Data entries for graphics
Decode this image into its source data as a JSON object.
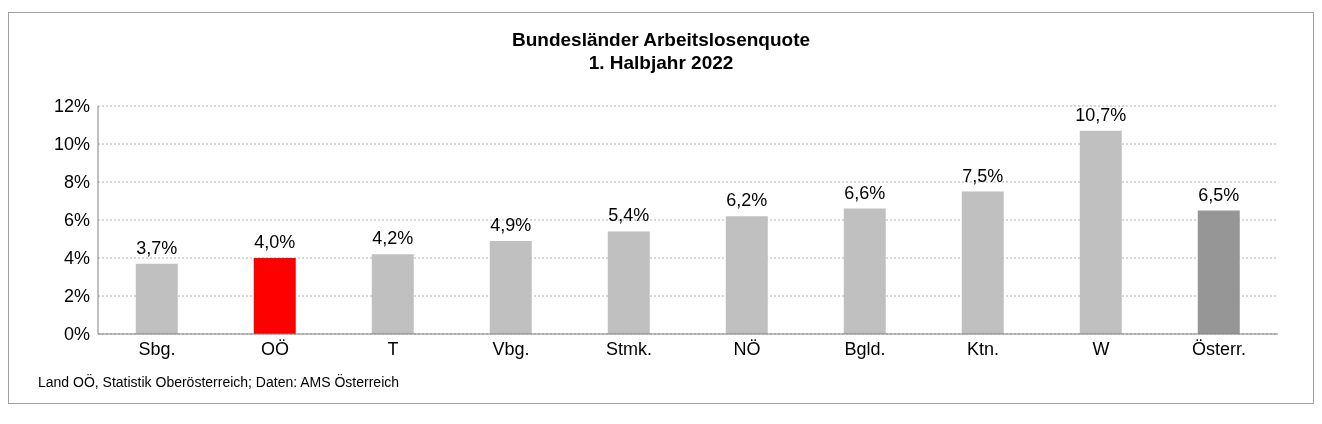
{
  "chart_data": {
    "type": "bar",
    "title": "Bundesländer Arbeitslosenquote",
    "subtitle": "1. Halbjahr 2022",
    "categories": [
      "Sbg.",
      "OÖ",
      "T",
      "Vbg.",
      "Stmk.",
      "NÖ",
      "Bgld.",
      "Ktn.",
      "W",
      "Österr."
    ],
    "values": [
      3.7,
      4.0,
      4.2,
      4.9,
      5.4,
      6.2,
      6.6,
      7.5,
      10.7,
      6.5
    ],
    "value_labels": [
      "3,7%",
      "4,0%",
      "4,2%",
      "4,9%",
      "5,4%",
      "6,2%",
      "6,6%",
      "7,5%",
      "10,7%",
      "6,5%"
    ],
    "colors": [
      "#c0c0c0",
      "#ff0000",
      "#c0c0c0",
      "#c0c0c0",
      "#c0c0c0",
      "#c0c0c0",
      "#c0c0c0",
      "#c0c0c0",
      "#c0c0c0",
      "#969696"
    ],
    "ylim": [
      0,
      12
    ],
    "yticks": [
      {
        "value": 0,
        "label": "0%"
      },
      {
        "value": 2,
        "label": "2%"
      },
      {
        "value": 4,
        "label": "4%"
      },
      {
        "value": 6,
        "label": "6%"
      },
      {
        "value": 8,
        "label": "8%"
      },
      {
        "value": 10,
        "label": "10%"
      },
      {
        "value": 12,
        "label": "12%"
      }
    ],
    "grid": "y",
    "annotations": [
      "Land OÖ, Statistik Oberösterreich; Daten: AMS Österreich"
    ]
  }
}
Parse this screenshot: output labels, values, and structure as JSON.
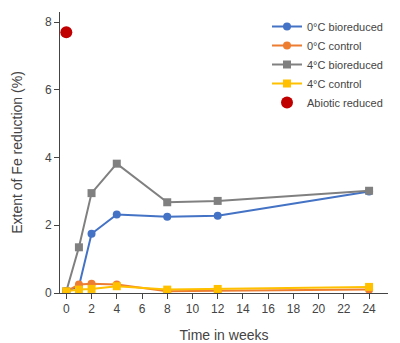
{
  "chart_data": {
    "type": "line",
    "xlabel": "Time in weeks",
    "ylabel": "Extent of Fe reduction (%)",
    "series": [
      {
        "name": "0°C bioreduced",
        "color": "#4472C4",
        "marker": "circle",
        "line_style": "solid",
        "x": [
          0,
          1,
          2,
          4,
          8,
          12,
          24
        ],
        "values": [
          0.05,
          0.2,
          1.75,
          2.32,
          2.25,
          2.28,
          3.0
        ]
      },
      {
        "name": "0°C control",
        "color": "#ED7D31",
        "marker": "circle",
        "line_style": "solid",
        "x": [
          0,
          1,
          2,
          4,
          8,
          12,
          24
        ],
        "values": [
          0.05,
          0.25,
          0.27,
          0.25,
          0.05,
          0.07,
          0.1
        ]
      },
      {
        "name": "4°C bioreduced",
        "color": "#808080",
        "marker": "square",
        "line_style": "solid",
        "x": [
          0,
          1,
          2,
          4,
          8,
          12,
          24
        ],
        "values": [
          0.05,
          1.35,
          2.95,
          3.82,
          2.68,
          2.72,
          3.02
        ]
      },
      {
        "name": "4°C control",
        "color": "#FFC000",
        "marker": "square",
        "line_style": "solid",
        "x": [
          0,
          1,
          2,
          4,
          8,
          12,
          24
        ],
        "values": [
          0.05,
          0.1,
          0.12,
          0.2,
          0.1,
          0.12,
          0.18
        ]
      },
      {
        "name": "Abiotic reduced",
        "color": "#C00000",
        "marker": "circle",
        "line_style": "none",
        "x": [
          0
        ],
        "values": [
          7.7
        ]
      }
    ],
    "xlim": [
      -0.5,
      25.5
    ],
    "ylim": [
      0,
      8.3
    ],
    "xticks": [
      0,
      2,
      4,
      6,
      8,
      10,
      12,
      14,
      16,
      18,
      20,
      22,
      24
    ],
    "yticks": [
      0,
      2,
      4,
      6,
      8
    ],
    "legend": "upper right",
    "grid": false
  }
}
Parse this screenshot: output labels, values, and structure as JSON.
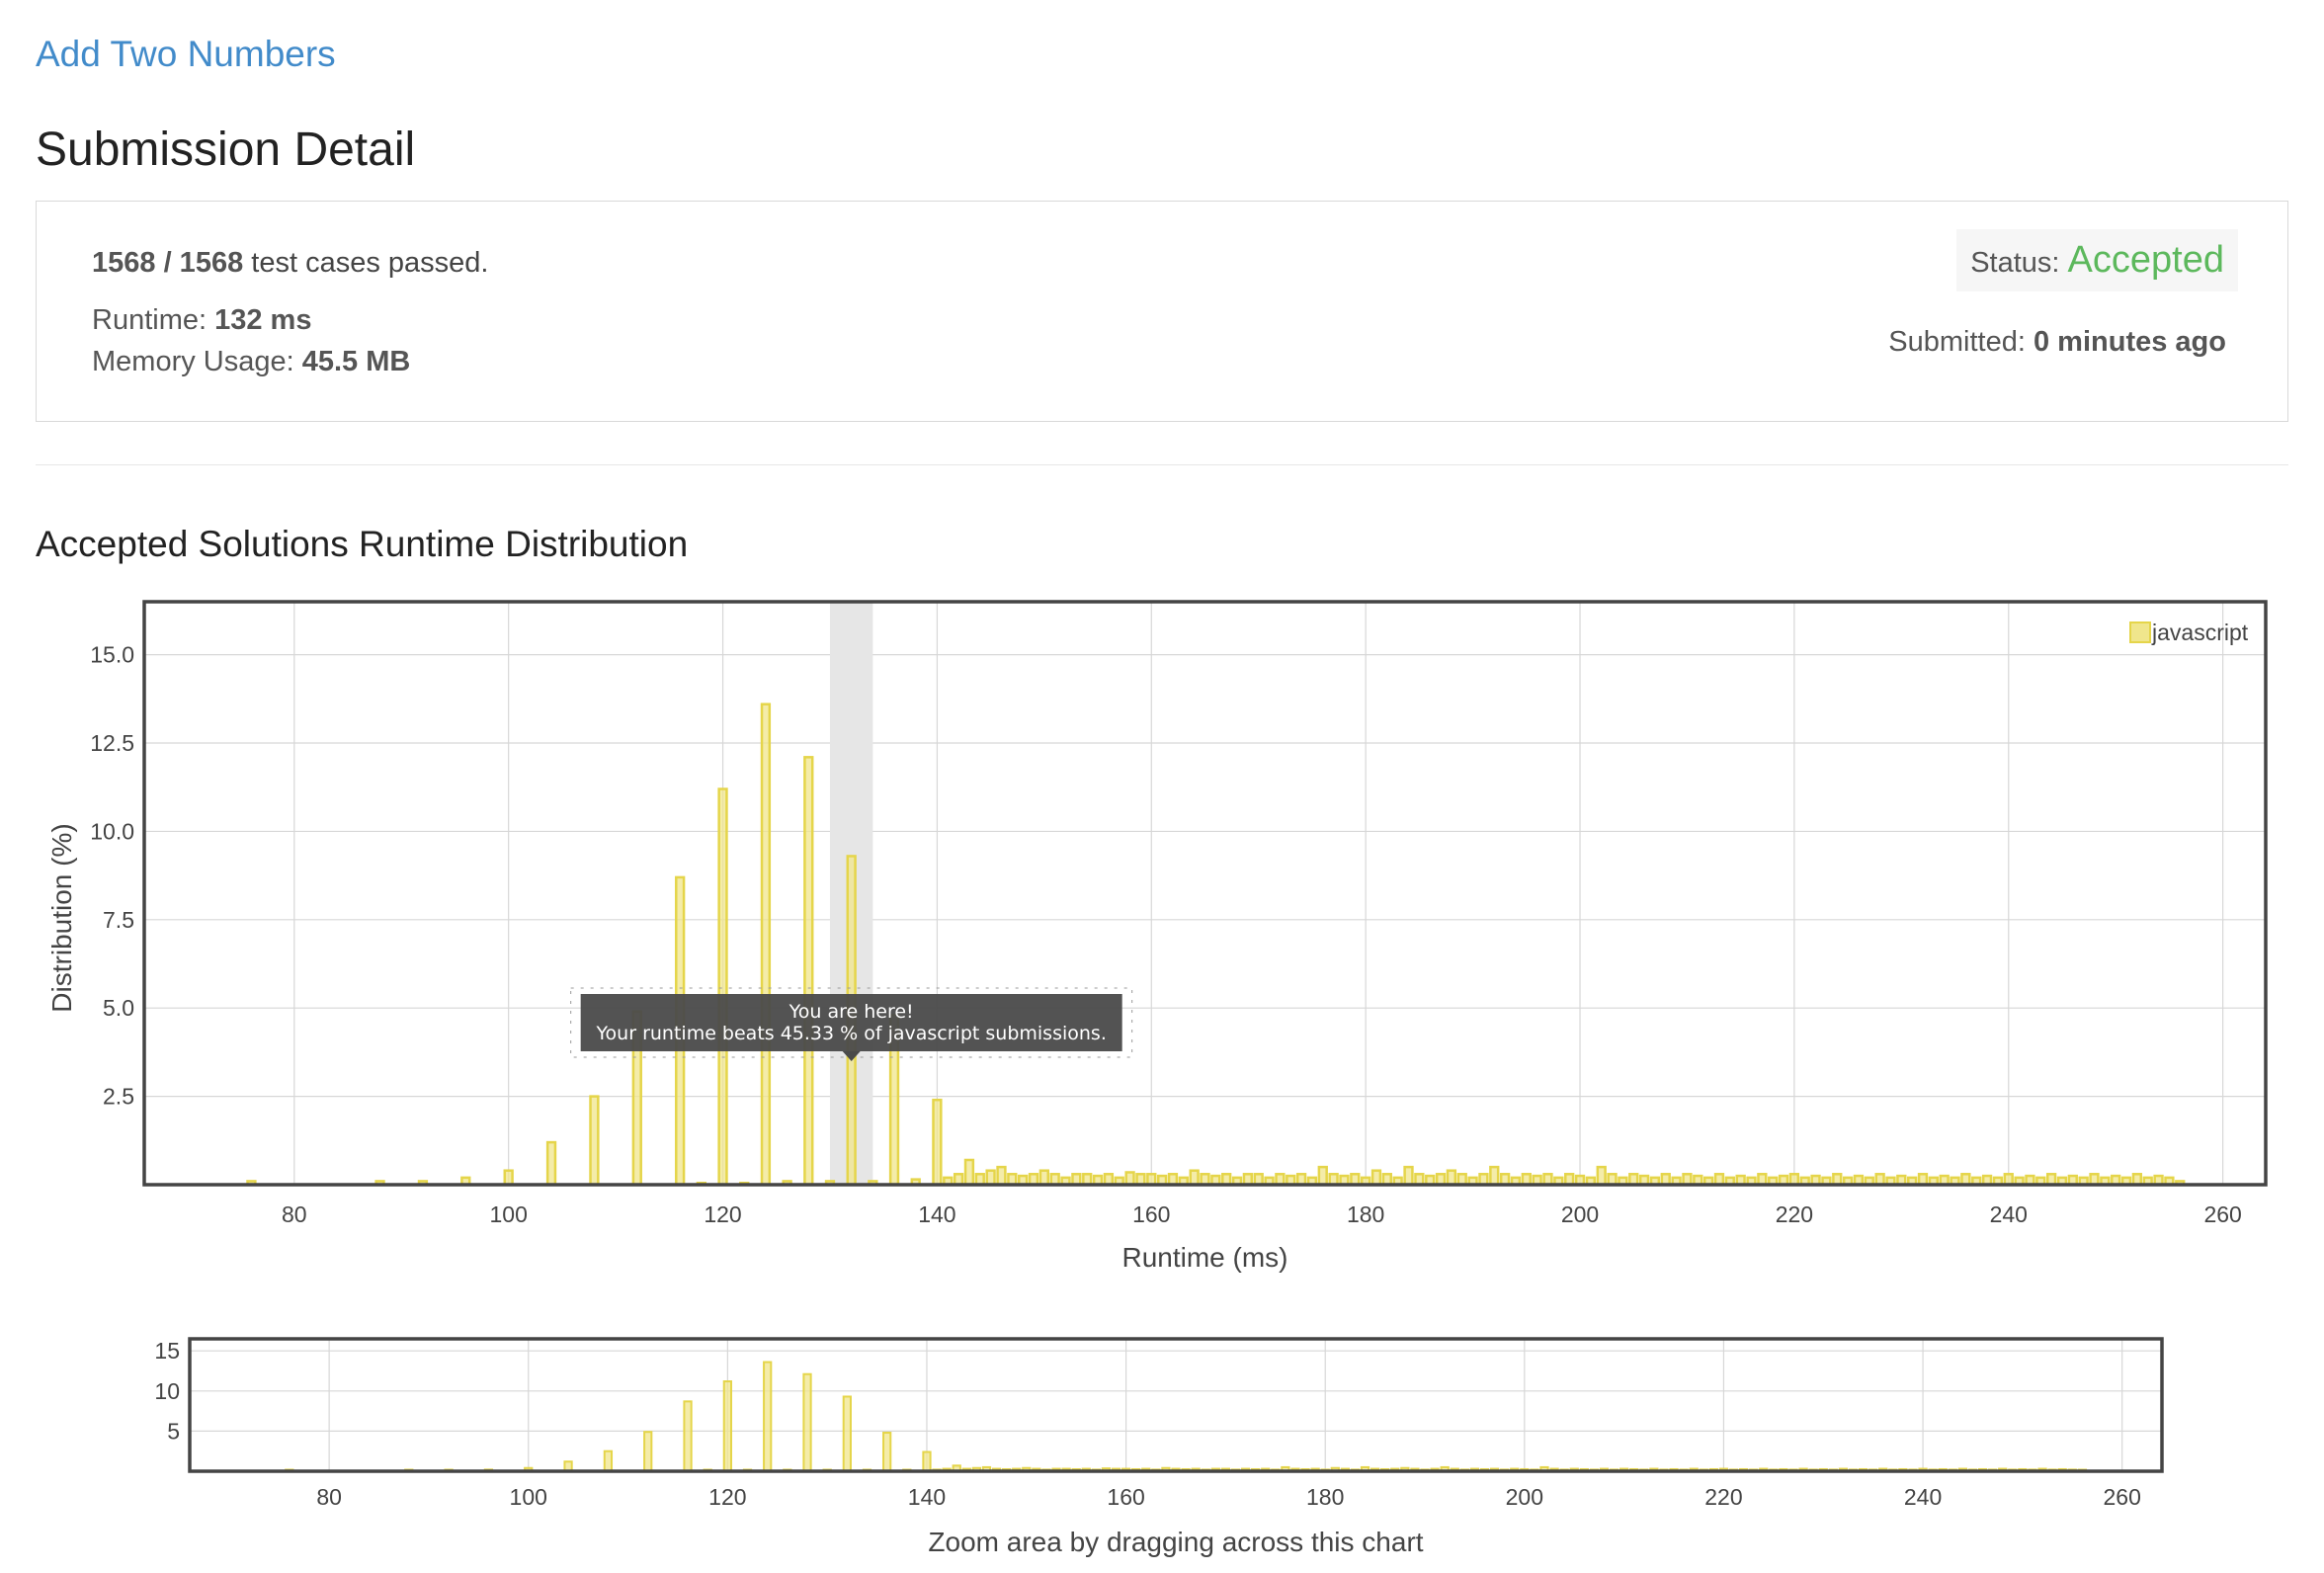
{
  "problem": {
    "title": "Add Two Numbers"
  },
  "page": {
    "title": "Submission Detail"
  },
  "summary": {
    "cases_count": "1568 / 1568",
    "cases_suffix": "test cases passed.",
    "runtime_label": "Runtime:",
    "runtime_value": "132 ms",
    "memory_label": "Memory Usage:",
    "memory_value": "45.5 MB",
    "status_label": "Status:",
    "status_value": "Accepted",
    "submitted_label": "Submitted:",
    "submitted_value": "0 minutes ago"
  },
  "colors": {
    "link": "#428bca",
    "accepted": "#5cb85c",
    "bar_fill": "#f0e68c",
    "bar_stroke": "#e5d54a",
    "highlight": "#e6e6e6",
    "tooltip_bg": "#4a4a4a"
  },
  "chart_section": {
    "title": "Accepted Solutions Runtime Distribution"
  },
  "tooltip": {
    "line1": "You are here!",
    "line2": "Your runtime beats 45.33 % of javascript submissions."
  },
  "chart_data": [
    {
      "type": "bar",
      "xlabel": "Runtime (ms)",
      "ylabel": "Distribution (%)",
      "xlim": [
        66,
        264
      ],
      "ylim": [
        0,
        16.5
      ],
      "xticks": [
        80,
        100,
        120,
        140,
        160,
        180,
        200,
        220,
        240,
        260
      ],
      "yticks": [
        2.5,
        5.0,
        7.5,
        10.0,
        12.5,
        15.0
      ],
      "ytick_labels": [
        "2.5",
        "5.0",
        "7.5",
        "10.0",
        "12.5",
        "15.0"
      ],
      "grid": true,
      "legend_position": "top-right",
      "highlight_x": 132,
      "series": [
        {
          "name": "javascript",
          "x": [
            76,
            88,
            92,
            96,
            100,
            104,
            108,
            112,
            116,
            118,
            120,
            122,
            124,
            126,
            128,
            130,
            132,
            134,
            136,
            138,
            140,
            141,
            142,
            143,
            144,
            145,
            146,
            147,
            148,
            149,
            150,
            151,
            152,
            153,
            154,
            155,
            156,
            157,
            158,
            159,
            160,
            161,
            162,
            163,
            164,
            165,
            166,
            167,
            168,
            169,
            170,
            171,
            172,
            173,
            174,
            175,
            176,
            177,
            178,
            179,
            180,
            181,
            182,
            183,
            184,
            185,
            186,
            187,
            188,
            189,
            190,
            191,
            192,
            193,
            194,
            195,
            196,
            197,
            198,
            199,
            200,
            201,
            202,
            203,
            204,
            205,
            206,
            207,
            208,
            209,
            210,
            211,
            212,
            213,
            214,
            215,
            216,
            217,
            218,
            219,
            220,
            221,
            222,
            223,
            224,
            225,
            226,
            227,
            228,
            229,
            230,
            231,
            232,
            233,
            234,
            235,
            236,
            237,
            238,
            239,
            240,
            241,
            242,
            243,
            244,
            245,
            246,
            247,
            248,
            249,
            250,
            251,
            252,
            253,
            254,
            255,
            256
          ],
          "values": [
            0.1,
            0.1,
            0.1,
            0.2,
            0.4,
            1.2,
            2.5,
            4.9,
            8.7,
            0.05,
            11.2,
            0.05,
            13.6,
            0.1,
            12.1,
            0.1,
            9.3,
            0.1,
            4.8,
            0.15,
            2.4,
            0.2,
            0.3,
            0.7,
            0.3,
            0.4,
            0.5,
            0.3,
            0.25,
            0.3,
            0.4,
            0.3,
            0.2,
            0.3,
            0.3,
            0.25,
            0.3,
            0.2,
            0.35,
            0.3,
            0.3,
            0.25,
            0.3,
            0.2,
            0.4,
            0.3,
            0.25,
            0.3,
            0.2,
            0.3,
            0.3,
            0.2,
            0.3,
            0.25,
            0.3,
            0.2,
            0.5,
            0.3,
            0.25,
            0.3,
            0.2,
            0.4,
            0.3,
            0.2,
            0.5,
            0.3,
            0.25,
            0.3,
            0.4,
            0.3,
            0.2,
            0.3,
            0.5,
            0.3,
            0.2,
            0.3,
            0.25,
            0.3,
            0.2,
            0.3,
            0.25,
            0.2,
            0.5,
            0.3,
            0.2,
            0.3,
            0.25,
            0.2,
            0.3,
            0.2,
            0.3,
            0.25,
            0.2,
            0.3,
            0.2,
            0.25,
            0.2,
            0.3,
            0.2,
            0.25,
            0.3,
            0.2,
            0.25,
            0.2,
            0.3,
            0.2,
            0.25,
            0.2,
            0.3,
            0.2,
            0.25,
            0.2,
            0.3,
            0.2,
            0.25,
            0.2,
            0.3,
            0.2,
            0.25,
            0.2,
            0.3,
            0.2,
            0.25,
            0.2,
            0.3,
            0.2,
            0.25,
            0.2,
            0.3,
            0.2,
            0.25,
            0.2,
            0.3,
            0.2,
            0.25,
            0.2,
            0.1
          ]
        }
      ]
    },
    {
      "type": "bar",
      "role": "navigator",
      "xlabel": "Zoom area by dragging across this chart",
      "xlim": [
        66,
        264
      ],
      "ylim": [
        0,
        16.5
      ],
      "xticks": [
        80,
        100,
        120,
        140,
        160,
        180,
        200,
        220,
        240,
        260
      ],
      "yticks": [
        5,
        10,
        15
      ],
      "ytick_labels": [
        "5",
        "10",
        "15"
      ],
      "grid": true,
      "series_ref": "javascript"
    }
  ]
}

▶ Exercise prompt
Filter lines by "name" and return each hit.

▶ Result below
        "name": "0°C bioreduced",
        "name": "0°C control",
        "name": "4°C bioreduced",
        "name": "4°C control",
        "name": "Abiotic reduced",
          "name": "javascript",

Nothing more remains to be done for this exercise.